> EXERCISE DESCRIPTION
Write out every line of the material as it stands, apart from the pictures.

> GIVEN RECORDS

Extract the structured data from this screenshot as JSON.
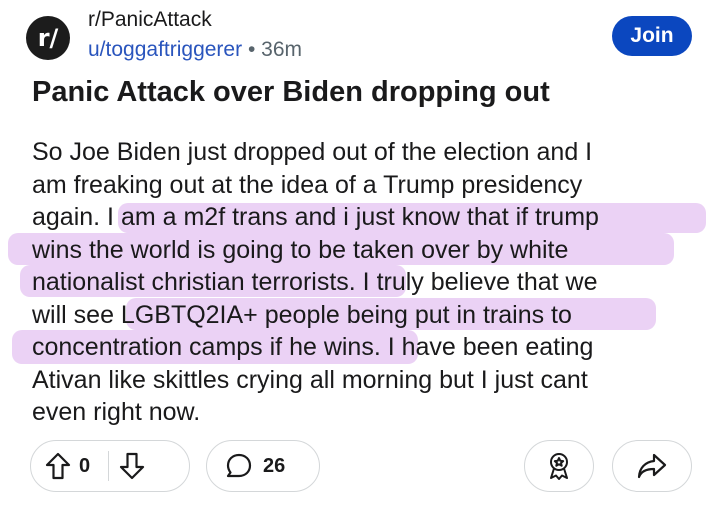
{
  "header": {
    "avatar_text": "r/",
    "subreddit": "r/PanicAttack",
    "username": "u/toggaftriggerer",
    "separator": "•",
    "time_ago": "36m",
    "join_label": "Join"
  },
  "post": {
    "title": "Panic Attack over Biden dropping out",
    "body_lines": [
      "So Joe Biden just dropped out of the election and I",
      "am freaking out at the idea of a Trump presidency",
      "again. I am a m2f trans and i just know that if trump",
      "wins the world is going to be taken over by white",
      "nationalist christian terrorists. I truly believe that we",
      "will see LGBTQ2IA+ people being put in trains to",
      "concentration camps if he wins. I have been eating",
      "Ativan like skittles crying all morning but I just cant",
      "even right now."
    ],
    "highlight_color": "#e4c3f2"
  },
  "actions": {
    "upvote_icon": "arrow-up-icon",
    "vote_count": "0",
    "downvote_icon": "arrow-down-icon",
    "comment_icon": "speech-bubble-icon",
    "comment_count": "26",
    "award_icon": "award-icon",
    "share_icon": "share-arrow-icon"
  },
  "colors": {
    "join_button": "#0b47bf",
    "username": "#2a55bd",
    "meta_gray": "#58646c"
  }
}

> REPLY
Extract the structured data from this screenshot as JSON.
{
  "header": {
    "avatar_text": "r/",
    "subreddit": "r/PanicAttack",
    "username": "u/toggaftriggerer",
    "separator": "•",
    "time_ago": "36m",
    "join_label": "Join"
  },
  "post": {
    "title": "Panic Attack over Biden dropping out",
    "body_lines": [
      "So Joe Biden just dropped out of the election and I",
      "am freaking out at the idea of a Trump presidency",
      "again. I am a m2f trans and i just know that if trump",
      "wins the world is going to be taken over by white",
      "nationalist christian terrorists. I truly believe that we",
      "will see LGBTQ2IA+ people being put in trains to",
      "concentration camps if he wins. I have been eating",
      "Ativan like skittles crying all morning but I just cant",
      "even right now."
    ],
    "highlight_color": "#e4c3f2"
  },
  "actions": {
    "upvote_icon": "arrow-up-icon",
    "vote_count": "0",
    "downvote_icon": "arrow-down-icon",
    "comment_icon": "speech-bubble-icon",
    "comment_count": "26",
    "award_icon": "award-icon",
    "share_icon": "share-arrow-icon"
  },
  "colors": {
    "join_button": "#0b47bf",
    "username": "#2a55bd",
    "meta_gray": "#58646c"
  }
}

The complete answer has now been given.